Images embedded in the records are excluded; print everything else exactly as given.

------ SUPPLIED DATA ------

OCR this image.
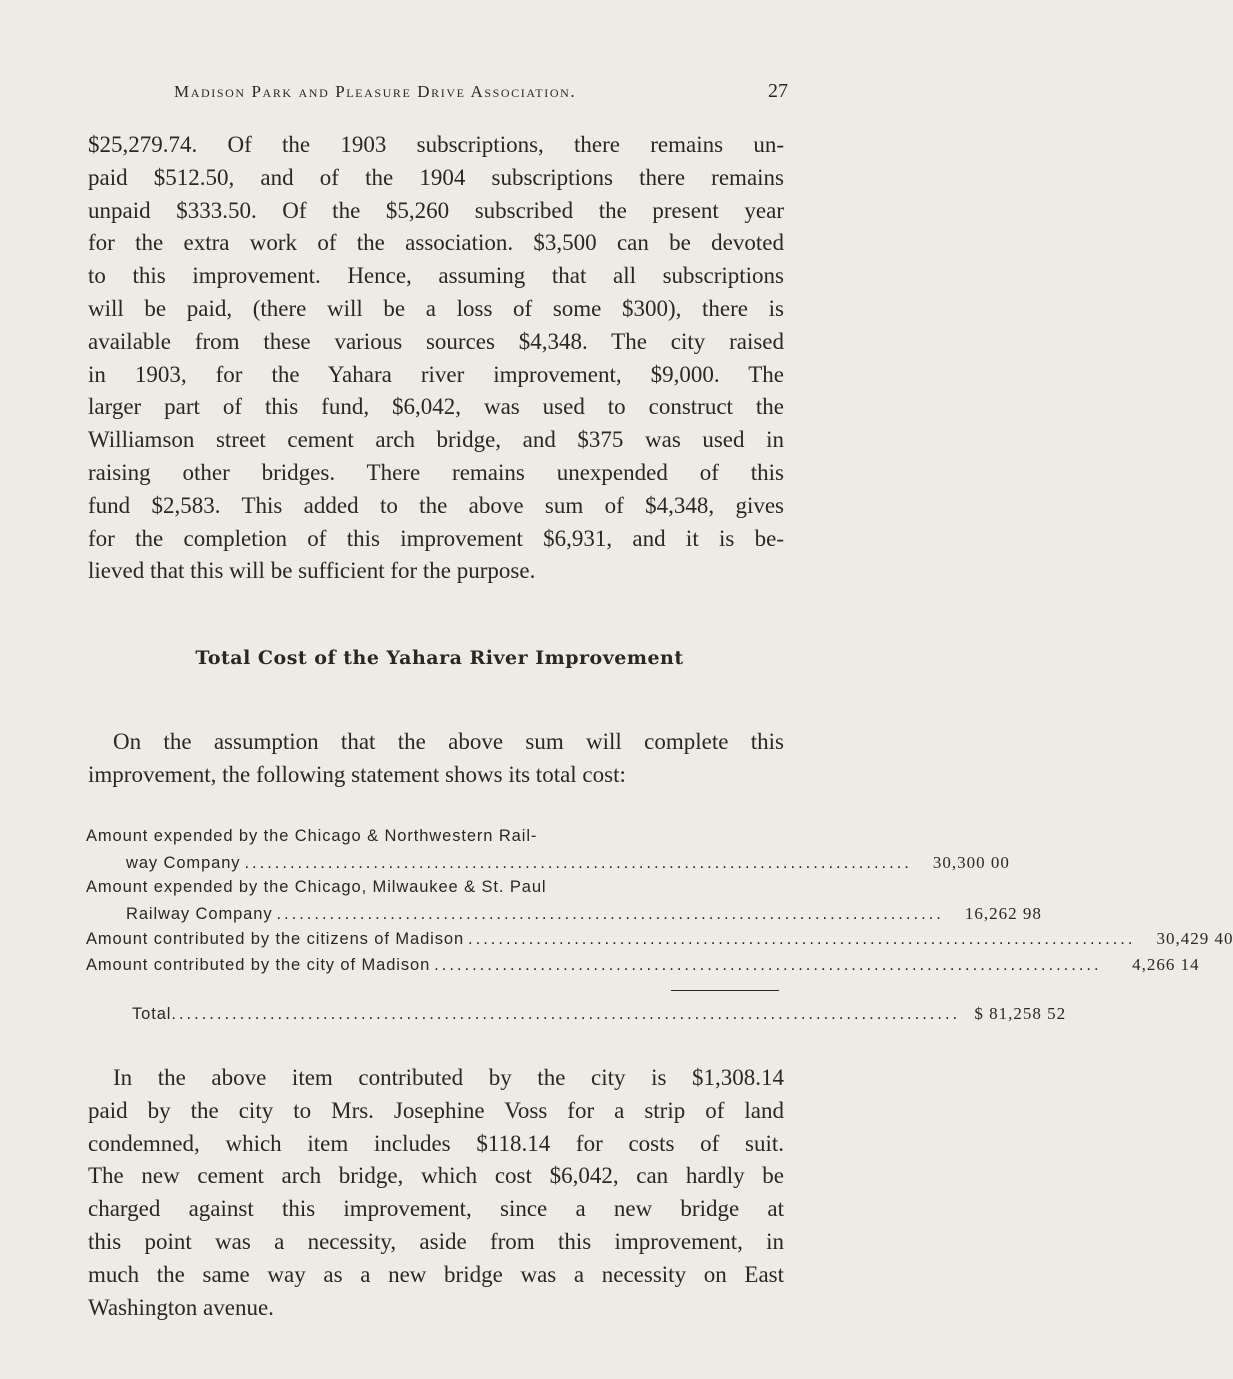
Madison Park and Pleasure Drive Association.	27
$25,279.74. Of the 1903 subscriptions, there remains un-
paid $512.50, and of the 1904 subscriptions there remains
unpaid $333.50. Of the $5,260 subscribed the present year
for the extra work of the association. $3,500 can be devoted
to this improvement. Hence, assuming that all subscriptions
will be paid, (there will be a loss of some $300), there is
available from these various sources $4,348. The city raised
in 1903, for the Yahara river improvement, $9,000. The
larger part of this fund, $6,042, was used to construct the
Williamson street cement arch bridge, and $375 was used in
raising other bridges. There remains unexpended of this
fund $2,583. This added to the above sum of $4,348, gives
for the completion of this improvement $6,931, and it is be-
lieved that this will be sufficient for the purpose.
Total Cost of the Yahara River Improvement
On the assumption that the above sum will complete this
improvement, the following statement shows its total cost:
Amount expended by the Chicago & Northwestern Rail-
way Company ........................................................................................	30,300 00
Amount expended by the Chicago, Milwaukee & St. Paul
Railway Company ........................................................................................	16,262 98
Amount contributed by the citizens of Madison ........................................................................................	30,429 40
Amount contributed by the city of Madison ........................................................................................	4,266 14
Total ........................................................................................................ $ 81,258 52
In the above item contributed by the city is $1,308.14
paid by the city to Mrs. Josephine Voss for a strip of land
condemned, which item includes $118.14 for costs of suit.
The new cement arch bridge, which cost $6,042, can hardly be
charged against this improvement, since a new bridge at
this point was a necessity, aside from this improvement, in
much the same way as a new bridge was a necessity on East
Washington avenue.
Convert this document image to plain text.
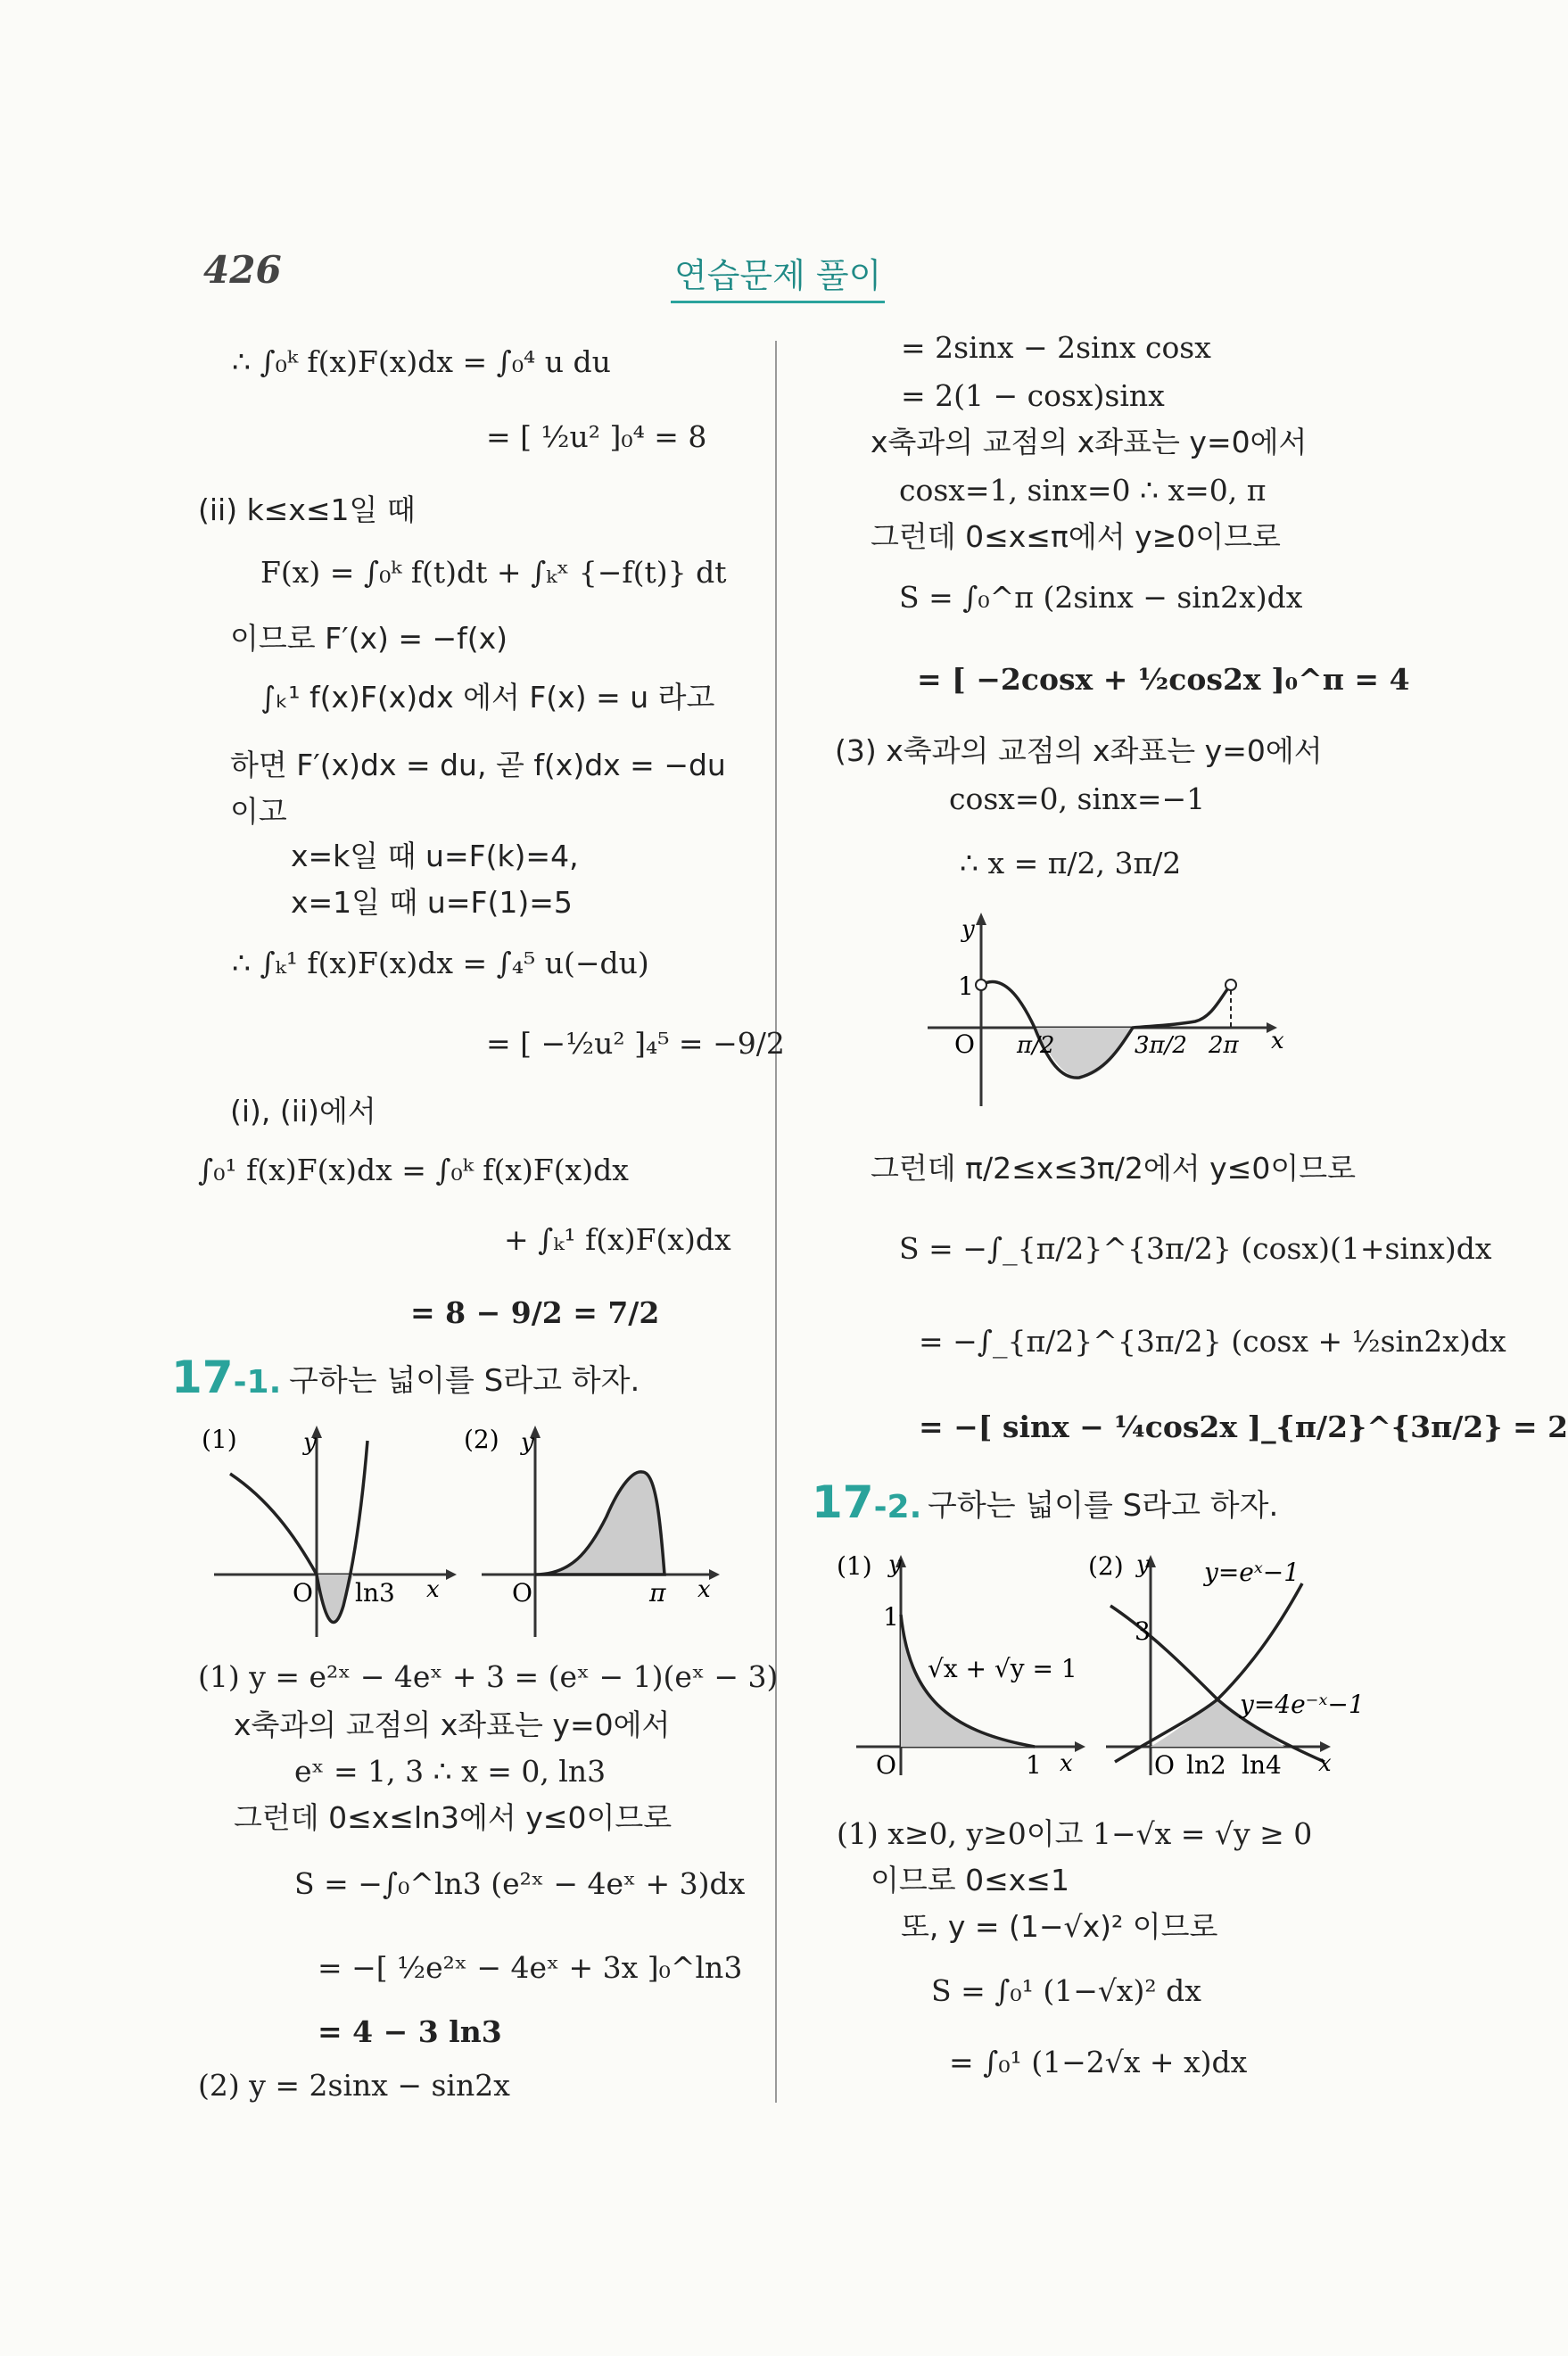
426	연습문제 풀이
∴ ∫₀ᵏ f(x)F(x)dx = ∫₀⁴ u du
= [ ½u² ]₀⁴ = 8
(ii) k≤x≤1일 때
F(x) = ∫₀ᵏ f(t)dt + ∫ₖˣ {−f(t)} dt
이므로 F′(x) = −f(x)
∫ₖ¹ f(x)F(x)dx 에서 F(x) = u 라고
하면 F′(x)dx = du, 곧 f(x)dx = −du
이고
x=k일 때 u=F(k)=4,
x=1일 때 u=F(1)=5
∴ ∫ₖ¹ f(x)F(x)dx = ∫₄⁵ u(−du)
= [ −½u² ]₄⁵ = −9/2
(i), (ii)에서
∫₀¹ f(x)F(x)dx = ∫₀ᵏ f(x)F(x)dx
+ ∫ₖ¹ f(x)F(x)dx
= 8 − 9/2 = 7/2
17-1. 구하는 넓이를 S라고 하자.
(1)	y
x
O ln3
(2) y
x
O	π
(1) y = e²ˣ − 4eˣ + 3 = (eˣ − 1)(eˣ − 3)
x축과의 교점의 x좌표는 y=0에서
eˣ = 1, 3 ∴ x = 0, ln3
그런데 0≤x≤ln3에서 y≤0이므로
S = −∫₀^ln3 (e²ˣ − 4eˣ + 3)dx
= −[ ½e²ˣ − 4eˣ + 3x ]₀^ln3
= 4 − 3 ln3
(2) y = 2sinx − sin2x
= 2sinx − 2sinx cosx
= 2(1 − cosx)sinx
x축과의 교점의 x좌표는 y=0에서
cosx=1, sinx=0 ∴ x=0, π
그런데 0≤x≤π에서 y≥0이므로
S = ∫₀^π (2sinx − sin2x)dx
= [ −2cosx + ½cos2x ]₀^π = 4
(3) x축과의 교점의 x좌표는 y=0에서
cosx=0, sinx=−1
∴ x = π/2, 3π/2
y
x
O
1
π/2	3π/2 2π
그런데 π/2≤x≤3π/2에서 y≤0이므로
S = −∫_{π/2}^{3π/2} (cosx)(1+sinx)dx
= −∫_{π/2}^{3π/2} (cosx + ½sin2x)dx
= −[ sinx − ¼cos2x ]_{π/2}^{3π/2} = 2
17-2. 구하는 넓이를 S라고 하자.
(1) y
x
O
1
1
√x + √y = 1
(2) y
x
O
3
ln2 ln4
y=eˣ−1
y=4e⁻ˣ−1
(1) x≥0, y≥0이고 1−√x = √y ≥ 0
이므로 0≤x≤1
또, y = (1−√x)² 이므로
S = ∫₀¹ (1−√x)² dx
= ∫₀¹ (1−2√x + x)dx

------

▶ SOLUTION TO THE EXERCISE
OCR this image.
Madison Park and Pleasure Drive Association.	27
$25,279.74. Of the 1903 subscriptions, there remains un-
paid $512.50, and of the 1904 subscriptions there remains
unpaid $333.50. Of the $5,260 subscribed the present year
for the extra work of the association. $3,500 can be devoted
to this improvement. Hence, assuming that all subscriptions
will be paid, (there will be a loss of some $300), there is
available from these various sources $4,348. The city raised
in 1903, for the Yahara river improvement, $9,000. The
larger part of this fund, $6,042, was used to construct the
Williamson street cement arch bridge, and $375 was used in
raising other bridges. There remains unexpended of this
fund $2,583. This added to the above sum of $4,348, gives
for the completion of this improvement $6,931, and it is be-
lieved that this will be sufficient for the purpose.
Total Cost of the Yahara River Improvement
On the assumption that the above sum will complete this
improvement, the following statement shows its total cost:
Amount expended by the Chicago & Northwestern Rail-
way Company ........................................................................................	30,300 00
Amount expended by the Chicago, Milwaukee & St. Paul
Railway Company ........................................................................................	16,262 98
Amount contributed by the citizens of Madison ........................................................................................	30,429 40
Amount contributed by the city of Madison ........................................................................................	4,266 14
Total ........................................................................................................ $ 81,258 52
In the above item contributed by the city is $1,308.14
paid by the city to Mrs. Josephine Voss for a strip of land
condemned, which item includes $118.14 for costs of suit.
The new cement arch bridge, which cost $6,042, can hardly be
charged against this improvement, since a new bridge at
this point was a necessity, aside from this improvement, in
much the same way as a new bridge was a necessity on East
Washington avenue.
Convert this document image to plain text.
426	연습문제 풀이
∴ ∫₀ᵏ f(x)F(x)dx = ∫₀⁴ u du
= [ ½u² ]₀⁴ = 8
(ii) k≤x≤1일 때
F(x) = ∫₀ᵏ f(t)dt + ∫ₖˣ {−f(t)} dt
이므로 F′(x) = −f(x)
∫ₖ¹ f(x)F(x)dx 에서 F(x) = u 라고
하면 F′(x)dx = du, 곧 f(x)dx = −du
이고
x=k일 때 u=F(k)=4,
x=1일 때 u=F(1)=5
∴ ∫ₖ¹ f(x)F(x)dx = ∫₄⁵ u(−du)
= [ −½u² ]₄⁵ = −9/2
(i), (ii)에서
∫₀¹ f(x)F(x)dx = ∫₀ᵏ f(x)F(x)dx
+ ∫ₖ¹ f(x)F(x)dx
= 8 − 9/2 = 7/2
17-1. 구하는 넓이를 S라고 하자.
(1)	y
x
O ln3
(2) y
x
O	π
(1) y = e²ˣ − 4eˣ + 3 = (eˣ − 1)(eˣ − 3)
x축과의 교점의 x좌표는 y=0에서
eˣ = 1, 3 ∴ x = 0, ln3
그런데 0≤x≤ln3에서 y≤0이므로
S = −∫₀^ln3 (e²ˣ − 4eˣ + 3)dx
= −[ ½e²ˣ − 4eˣ + 3x ]₀^ln3
= 4 − 3 ln3
(2) y = 2sinx − sin2x
= 2sinx − 2sinx cosx
= 2(1 − cosx)sinx
x축과의 교점의 x좌표는 y=0에서
cosx=1, sinx=0 ∴ x=0, π
그런데 0≤x≤π에서 y≥0이므로
S = ∫₀^π (2sinx − sin2x)dx
= [ −2cosx + ½cos2x ]₀^π = 4
(3) x축과의 교점의 x좌표는 y=0에서
cosx=0, sinx=−1
∴ x = π/2, 3π/2
y
x
O
1
π/2	3π/2 2π
그런데 π/2≤x≤3π/2에서 y≤0이므로
S = −∫_{π/2}^{3π/2} (cosx)(1+sinx)dx
= −∫_{π/2}^{3π/2} (cosx + ½sin2x)dx
= −[ sinx − ¼cos2x ]_{π/2}^{3π/2} = 2
17-2. 구하는 넓이를 S라고 하자.
(1) y
x
O
1
1
√x + √y = 1
(2) y
x
O
3
ln2 ln4
y=eˣ−1
y=4e⁻ˣ−1
(1) x≥0, y≥0이고 1−√x = √y ≥ 0
이므로 0≤x≤1
또, y = (1−√x)² 이므로
S = ∫₀¹ (1−√x)² dx
= ∫₀¹ (1−2√x + x)dx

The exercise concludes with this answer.